Return the lines beginning at the one that contains "What data populates" and running to the end of the records, exactly and with nothing else. Omit pictures.

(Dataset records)

— begin —

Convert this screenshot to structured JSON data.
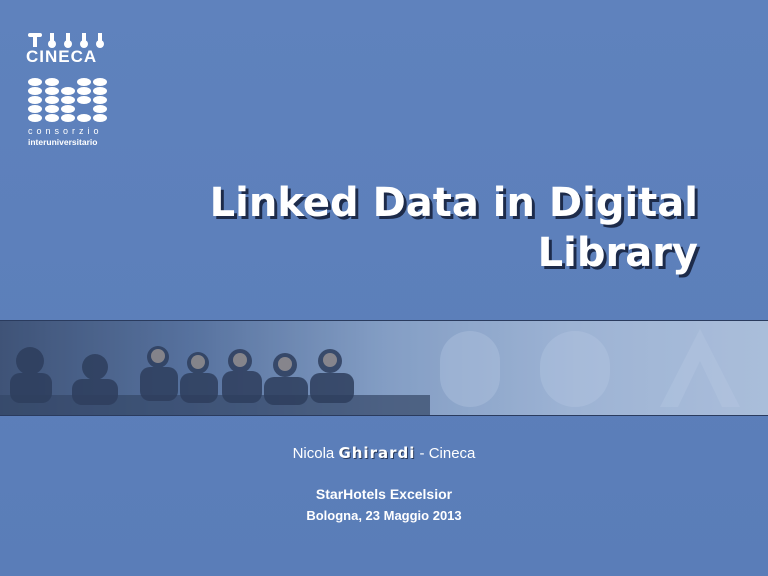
{
  "logo": {
    "name": "CINECA",
    "line1": "consorzio",
    "line2": "interuniversitario",
    "icon": "abacus-logo-icon"
  },
  "title": {
    "line1": "Linked Data in Digital",
    "line2": "Library"
  },
  "author": {
    "first_name": "Nicola",
    "surname": "Ghirardi",
    "organization": "- Cineca"
  },
  "event": {
    "venue": "StarHotels Excelsior",
    "date": "Bologna, 23 Maggio 2013"
  },
  "colors": {
    "background": "#5b7fb9",
    "text": "#ffffff",
    "title_shadow": "#1d2b4a"
  }
}
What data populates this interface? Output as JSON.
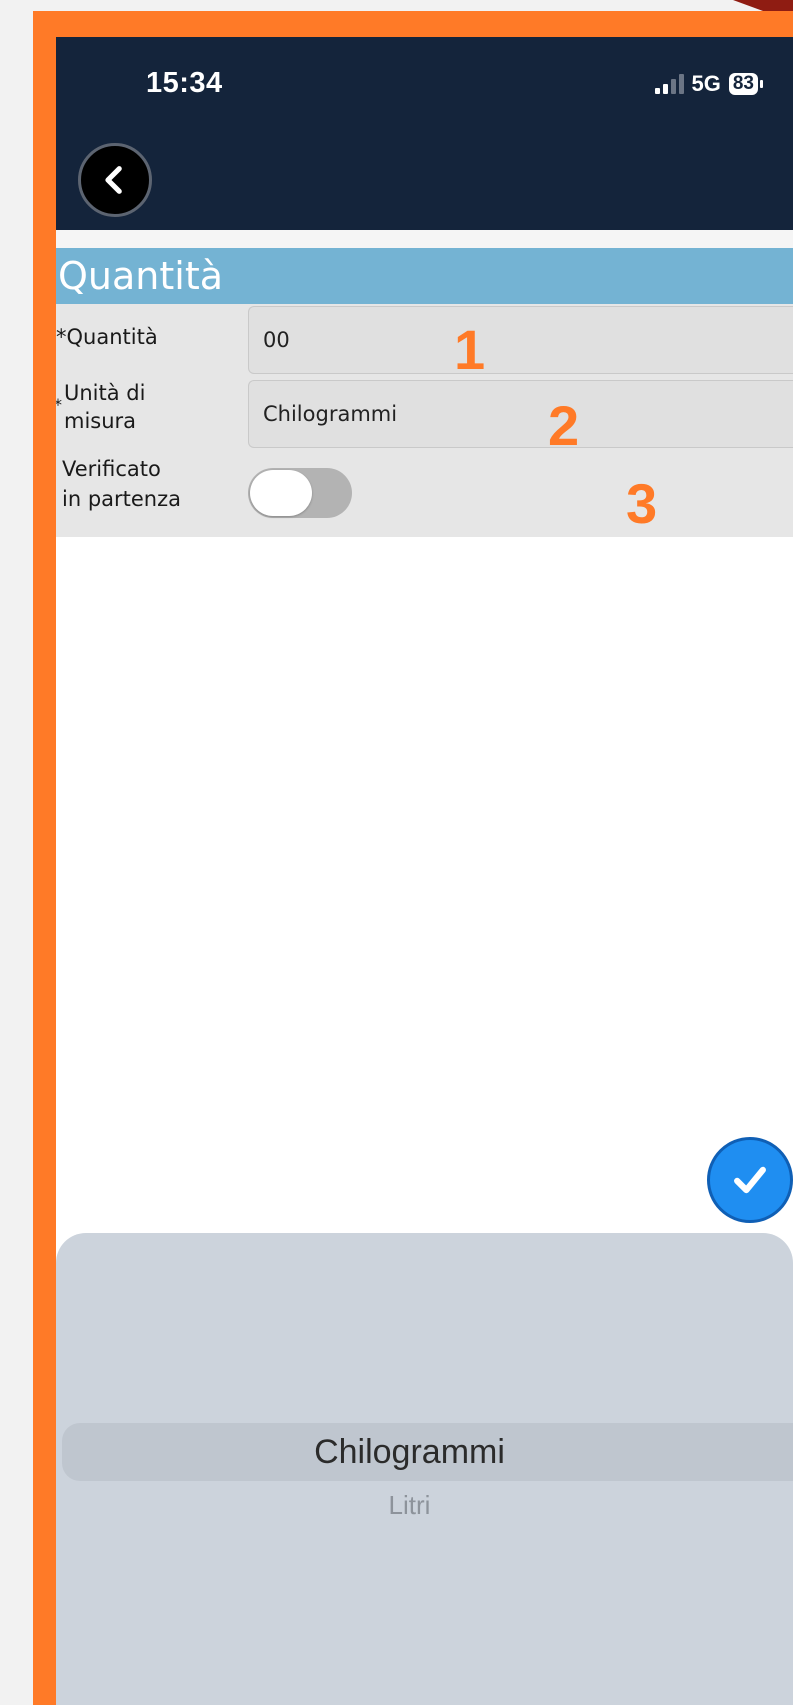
{
  "status_bar": {
    "time": "15:34",
    "network": "5G",
    "battery": "83"
  },
  "icons": {
    "back": "chevron-left-icon",
    "confirm": "checkmark-icon"
  },
  "section": {
    "title": "Quantità"
  },
  "form": {
    "quantity": {
      "label": "*Quantità",
      "value": "00"
    },
    "unit": {
      "label_asterisk": "*",
      "label_line1": "Unità di",
      "label_line2": "misura",
      "value": "Chilogrammi"
    },
    "verified": {
      "label_line1": "Verificato",
      "label_line2": "in partenza",
      "on": false
    }
  },
  "annotations": [
    "1",
    "2",
    "3"
  ],
  "picker": {
    "selected": "Chilogrammi",
    "options": [
      "Litri"
    ]
  },
  "colors": {
    "frame": "#ff7a27",
    "header_bar": "#14243b",
    "section_header": "#74b3d3",
    "confirm_button": "#1f8ef1"
  }
}
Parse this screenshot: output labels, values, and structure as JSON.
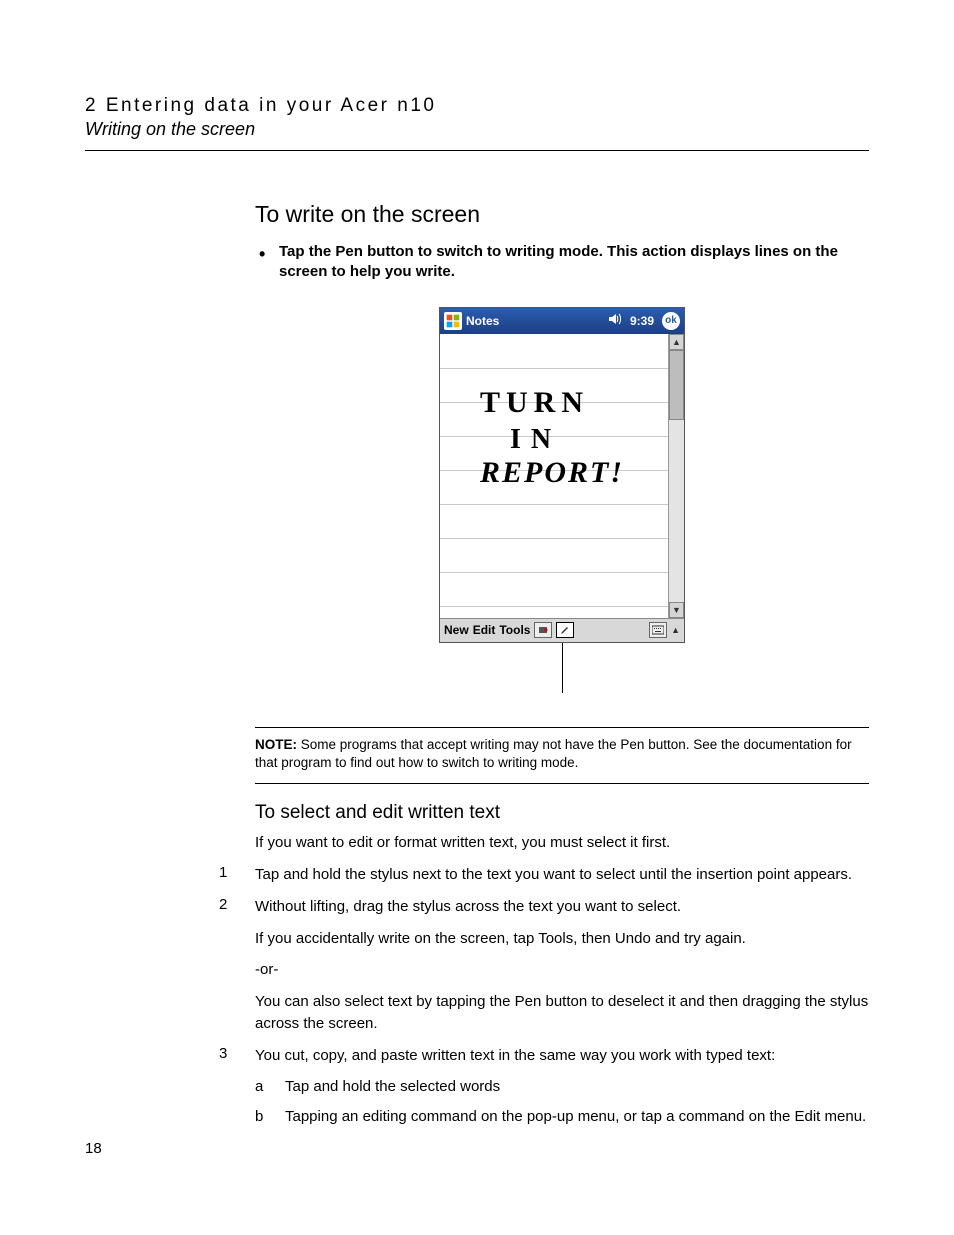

— end —

PROBLEM SOLUTION:
What data populates this interface? Output as JSON.
{
  "status_bar": {
    "time": "15:34",
    "network": "5G",
    "battery": "83"
  },
  "icons": {
    "back": "chevron-left-icon",
    "confirm": "checkmark-icon"
  },
  "section": {
    "title": "Quantità"
  },
  "form": {
    "quantity": {
      "label": "*Quantità",
      "value": "00"
    },
    "unit": {
      "label_asterisk": "*",
      "label_line1": "Unità di",
      "label_line2": "misura",
      "value": "Chilogrammi"
    },
    "verified": {
      "label_line1": "Verificato",
      "label_line2": "in partenza",
      "on": false
    }
  },
  "annotations": [
    "1",
    "2",
    "3"
  ],
  "picker": {
    "selected": "Chilogrammi",
    "options": [
      "Litri"
    ]
  },
  "colors": {
    "frame": "#ff7a27",
    "header_bar": "#14243b",
    "section_header": "#74b3d3",
    "confirm_button": "#1f8ef1"
  }
}
Parse this screenshot: output labels, values, and structure as JSON.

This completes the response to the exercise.